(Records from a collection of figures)
>> BEGIN

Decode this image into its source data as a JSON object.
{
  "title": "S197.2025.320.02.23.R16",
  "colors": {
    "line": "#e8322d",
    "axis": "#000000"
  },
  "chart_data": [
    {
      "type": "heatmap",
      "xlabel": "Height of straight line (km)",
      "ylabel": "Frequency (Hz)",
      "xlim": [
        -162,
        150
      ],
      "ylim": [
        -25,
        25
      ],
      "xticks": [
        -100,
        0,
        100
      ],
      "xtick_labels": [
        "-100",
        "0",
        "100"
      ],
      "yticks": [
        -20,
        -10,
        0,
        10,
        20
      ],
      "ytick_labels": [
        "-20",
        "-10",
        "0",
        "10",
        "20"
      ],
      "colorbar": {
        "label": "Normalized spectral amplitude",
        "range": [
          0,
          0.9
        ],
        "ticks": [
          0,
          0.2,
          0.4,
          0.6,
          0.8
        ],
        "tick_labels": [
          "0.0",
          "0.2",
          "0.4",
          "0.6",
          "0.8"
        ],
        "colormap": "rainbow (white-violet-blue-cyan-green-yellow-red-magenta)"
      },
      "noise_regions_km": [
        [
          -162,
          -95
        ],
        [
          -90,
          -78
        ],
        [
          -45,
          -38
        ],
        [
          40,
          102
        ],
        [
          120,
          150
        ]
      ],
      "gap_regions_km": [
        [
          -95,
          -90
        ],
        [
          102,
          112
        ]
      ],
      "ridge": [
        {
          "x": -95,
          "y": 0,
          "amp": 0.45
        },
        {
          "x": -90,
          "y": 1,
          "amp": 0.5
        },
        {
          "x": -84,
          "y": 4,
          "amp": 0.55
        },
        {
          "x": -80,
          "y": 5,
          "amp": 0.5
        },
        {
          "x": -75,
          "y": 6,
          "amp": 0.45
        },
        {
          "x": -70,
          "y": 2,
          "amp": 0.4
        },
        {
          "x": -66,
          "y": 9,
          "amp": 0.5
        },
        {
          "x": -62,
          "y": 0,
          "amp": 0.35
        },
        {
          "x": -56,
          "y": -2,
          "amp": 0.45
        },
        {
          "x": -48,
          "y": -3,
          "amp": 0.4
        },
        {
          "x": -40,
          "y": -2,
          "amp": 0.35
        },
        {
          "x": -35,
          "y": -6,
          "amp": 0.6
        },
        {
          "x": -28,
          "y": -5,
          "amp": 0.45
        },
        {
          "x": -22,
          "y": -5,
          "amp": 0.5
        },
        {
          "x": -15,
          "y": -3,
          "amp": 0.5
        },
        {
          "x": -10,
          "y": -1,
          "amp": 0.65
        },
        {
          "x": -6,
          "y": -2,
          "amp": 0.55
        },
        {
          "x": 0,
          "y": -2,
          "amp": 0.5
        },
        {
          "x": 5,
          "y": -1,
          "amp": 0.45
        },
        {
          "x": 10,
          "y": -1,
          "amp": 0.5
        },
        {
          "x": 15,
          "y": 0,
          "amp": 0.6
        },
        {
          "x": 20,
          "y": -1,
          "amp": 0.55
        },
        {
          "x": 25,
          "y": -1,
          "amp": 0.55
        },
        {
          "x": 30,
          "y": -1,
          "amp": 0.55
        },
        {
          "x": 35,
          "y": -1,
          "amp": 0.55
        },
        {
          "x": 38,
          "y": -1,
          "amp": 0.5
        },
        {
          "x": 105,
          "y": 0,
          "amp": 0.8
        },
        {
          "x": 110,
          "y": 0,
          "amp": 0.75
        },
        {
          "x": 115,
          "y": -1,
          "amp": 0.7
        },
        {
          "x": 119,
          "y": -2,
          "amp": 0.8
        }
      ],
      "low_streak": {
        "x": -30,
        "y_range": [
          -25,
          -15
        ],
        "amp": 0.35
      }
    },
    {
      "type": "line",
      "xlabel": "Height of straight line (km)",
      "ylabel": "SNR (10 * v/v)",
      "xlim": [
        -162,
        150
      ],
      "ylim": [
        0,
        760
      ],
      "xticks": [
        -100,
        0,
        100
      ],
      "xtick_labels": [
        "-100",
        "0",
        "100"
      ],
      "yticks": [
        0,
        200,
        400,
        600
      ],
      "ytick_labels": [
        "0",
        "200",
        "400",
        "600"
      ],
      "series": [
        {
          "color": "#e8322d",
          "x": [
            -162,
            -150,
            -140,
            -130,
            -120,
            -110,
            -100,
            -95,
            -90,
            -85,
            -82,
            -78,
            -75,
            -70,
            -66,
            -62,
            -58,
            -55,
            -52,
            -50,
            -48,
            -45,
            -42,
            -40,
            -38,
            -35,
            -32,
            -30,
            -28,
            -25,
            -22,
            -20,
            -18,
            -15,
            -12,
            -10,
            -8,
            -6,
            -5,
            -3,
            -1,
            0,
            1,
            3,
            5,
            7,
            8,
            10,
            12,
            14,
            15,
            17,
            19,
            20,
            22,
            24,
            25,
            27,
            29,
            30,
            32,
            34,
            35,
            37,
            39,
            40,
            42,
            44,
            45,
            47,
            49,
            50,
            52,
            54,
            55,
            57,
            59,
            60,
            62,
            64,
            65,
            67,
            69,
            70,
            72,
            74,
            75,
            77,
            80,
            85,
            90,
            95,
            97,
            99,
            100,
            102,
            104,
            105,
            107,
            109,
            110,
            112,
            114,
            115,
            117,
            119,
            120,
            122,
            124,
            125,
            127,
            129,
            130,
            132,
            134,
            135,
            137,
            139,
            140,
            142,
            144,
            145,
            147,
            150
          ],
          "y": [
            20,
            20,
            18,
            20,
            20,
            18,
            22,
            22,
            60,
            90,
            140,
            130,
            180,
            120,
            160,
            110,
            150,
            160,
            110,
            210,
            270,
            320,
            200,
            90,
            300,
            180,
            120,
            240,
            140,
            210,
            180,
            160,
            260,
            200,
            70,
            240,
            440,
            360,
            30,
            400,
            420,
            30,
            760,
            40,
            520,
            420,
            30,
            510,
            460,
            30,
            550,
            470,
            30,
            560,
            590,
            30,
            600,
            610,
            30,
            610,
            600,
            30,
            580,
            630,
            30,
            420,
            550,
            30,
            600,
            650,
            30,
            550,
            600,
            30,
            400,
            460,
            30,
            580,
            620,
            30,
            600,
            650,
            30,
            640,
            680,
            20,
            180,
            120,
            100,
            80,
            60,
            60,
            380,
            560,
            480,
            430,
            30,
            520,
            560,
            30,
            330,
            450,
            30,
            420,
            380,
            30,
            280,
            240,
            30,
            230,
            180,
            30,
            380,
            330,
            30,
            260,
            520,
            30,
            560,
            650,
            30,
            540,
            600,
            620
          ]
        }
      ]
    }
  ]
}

>> END

Each of the records should be retyped exactly.

Task solution.
Decode this image into its source data as a JSON object.
{
  "title": "S197.2025.320.02.23.R16",
  "colors": {
    "line": "#e8322d",
    "axis": "#000000"
  },
  "chart_data": [
    {
      "type": "heatmap",
      "xlabel": "Height of straight line (km)",
      "ylabel": "Frequency (Hz)",
      "xlim": [
        -162,
        150
      ],
      "ylim": [
        -25,
        25
      ],
      "xticks": [
        -100,
        0,
        100
      ],
      "xtick_labels": [
        "-100",
        "0",
        "100"
      ],
      "yticks": [
        -20,
        -10,
        0,
        10,
        20
      ],
      "ytick_labels": [
        "-20",
        "-10",
        "0",
        "10",
        "20"
      ],
      "colorbar": {
        "label": "Normalized spectral amplitude",
        "range": [
          0,
          0.9
        ],
        "ticks": [
          0,
          0.2,
          0.4,
          0.6,
          0.8
        ],
        "tick_labels": [
          "0.0",
          "0.2",
          "0.4",
          "0.6",
          "0.8"
        ],
        "colormap": "rainbow (white-violet-blue-cyan-green-yellow-red-magenta)"
      },
      "noise_regions_km": [
        [
          -162,
          -95
        ],
        [
          -90,
          -78
        ],
        [
          -45,
          -38
        ],
        [
          40,
          102
        ],
        [
          120,
          150
        ]
      ],
      "gap_regions_km": [
        [
          -95,
          -90
        ],
        [
          102,
          112
        ]
      ],
      "ridge": [
        {
          "x": -95,
          "y": 0,
          "amp": 0.45
        },
        {
          "x": -90,
          "y": 1,
          "amp": 0.5
        },
        {
          "x": -84,
          "y": 4,
          "amp": 0.55
        },
        {
          "x": -80,
          "y": 5,
          "amp": 0.5
        },
        {
          "x": -75,
          "y": 6,
          "amp": 0.45
        },
        {
          "x": -70,
          "y": 2,
          "amp": 0.4
        },
        {
          "x": -66,
          "y": 9,
          "amp": 0.5
        },
        {
          "x": -62,
          "y": 0,
          "amp": 0.35
        },
        {
          "x": -56,
          "y": -2,
          "amp": 0.45
        },
        {
          "x": -48,
          "y": -3,
          "amp": 0.4
        },
        {
          "x": -40,
          "y": -2,
          "amp": 0.35
        },
        {
          "x": -35,
          "y": -6,
          "amp": 0.6
        },
        {
          "x": -28,
          "y": -5,
          "amp": 0.45
        },
        {
          "x": -22,
          "y": -5,
          "amp": 0.5
        },
        {
          "x": -15,
          "y": -3,
          "amp": 0.5
        },
        {
          "x": -10,
          "y": -1,
          "amp": 0.65
        },
        {
          "x": -6,
          "y": -2,
          "amp": 0.55
        },
        {
          "x": 0,
          "y": -2,
          "amp": 0.5
        },
        {
          "x": 5,
          "y": -1,
          "amp": 0.45
        },
        {
          "x": 10,
          "y": -1,
          "amp": 0.5
        },
        {
          "x": 15,
          "y": 0,
          "amp": 0.6
        },
        {
          "x": 20,
          "y": -1,
          "amp": 0.55
        },
        {
          "x": 25,
          "y": -1,
          "amp": 0.55
        },
        {
          "x": 30,
          "y": -1,
          "amp": 0.55
        },
        {
          "x": 35,
          "y": -1,
          "amp": 0.55
        },
        {
          "x": 38,
          "y": -1,
          "amp": 0.5
        },
        {
          "x": 105,
          "y": 0,
          "amp": 0.8
        },
        {
          "x": 110,
          "y": 0,
          "amp": 0.75
        },
        {
          "x": 115,
          "y": -1,
          "amp": 0.7
        },
        {
          "x": 119,
          "y": -2,
          "amp": 0.8
        }
      ],
      "low_streak": {
        "x": -30,
        "y_range": [
          -25,
          -15
        ],
        "amp": 0.35
      }
    },
    {
      "type": "line",
      "xlabel": "Height of straight line (km)",
      "ylabel": "SNR (10 * v/v)",
      "xlim": [
        -162,
        150
      ],
      "ylim": [
        0,
        760
      ],
      "xticks": [
        -100,
        0,
        100
      ],
      "xtick_labels": [
        "-100",
        "0",
        "100"
      ],
      "yticks": [
        0,
        200,
        400,
        600
      ],
      "ytick_labels": [
        "0",
        "200",
        "400",
        "600"
      ],
      "series": [
        {
          "color": "#e8322d",
          "x": [
            -162,
            -150,
            -140,
            -130,
            -120,
            -110,
            -100,
            -95,
            -90,
            -85,
            -82,
            -78,
            -75,
            -70,
            -66,
            -62,
            -58,
            -55,
            -52,
            -50,
            -48,
            -45,
            -42,
            -40,
            -38,
            -35,
            -32,
            -30,
            -28,
            -25,
            -22,
            -20,
            -18,
            -15,
            -12,
            -10,
            -8,
            -6,
            -5,
            -3,
            -1,
            0,
            1,
            3,
            5,
            7,
            8,
            10,
            12,
            14,
            15,
            17,
            19,
            20,
            22,
            24,
            25,
            27,
            29,
            30,
            32,
            34,
            35,
            37,
            39,
            40,
            42,
            44,
            45,
            47,
            49,
            50,
            52,
            54,
            55,
            57,
            59,
            60,
            62,
            64,
            65,
            67,
            69,
            70,
            72,
            74,
            75,
            77,
            80,
            85,
            90,
            95,
            97,
            99,
            100,
            102,
            104,
            105,
            107,
            109,
            110,
            112,
            114,
            115,
            117,
            119,
            120,
            122,
            124,
            125,
            127,
            129,
            130,
            132,
            134,
            135,
            137,
            139,
            140,
            142,
            144,
            145,
            147,
            150
          ],
          "y": [
            20,
            20,
            18,
            20,
            20,
            18,
            22,
            22,
            60,
            90,
            140,
            130,
            180,
            120,
            160,
            110,
            150,
            160,
            110,
            210,
            270,
            320,
            200,
            90,
            300,
            180,
            120,
            240,
            140,
            210,
            180,
            160,
            260,
            200,
            70,
            240,
            440,
            360,
            30,
            400,
            420,
            30,
            760,
            40,
            520,
            420,
            30,
            510,
            460,
            30,
            550,
            470,
            30,
            560,
            590,
            30,
            600,
            610,
            30,
            610,
            600,
            30,
            580,
            630,
            30,
            420,
            550,
            30,
            600,
            650,
            30,
            550,
            600,
            30,
            400,
            460,
            30,
            580,
            620,
            30,
            600,
            650,
            30,
            640,
            680,
            20,
            180,
            120,
            100,
            80,
            60,
            60,
            380,
            560,
            480,
            430,
            30,
            520,
            560,
            30,
            330,
            450,
            30,
            420,
            380,
            30,
            280,
            240,
            30,
            230,
            180,
            30,
            380,
            330,
            30,
            260,
            520,
            30,
            560,
            650,
            30,
            540,
            600,
            620
          ]
        }
      ]
    }
  ]
}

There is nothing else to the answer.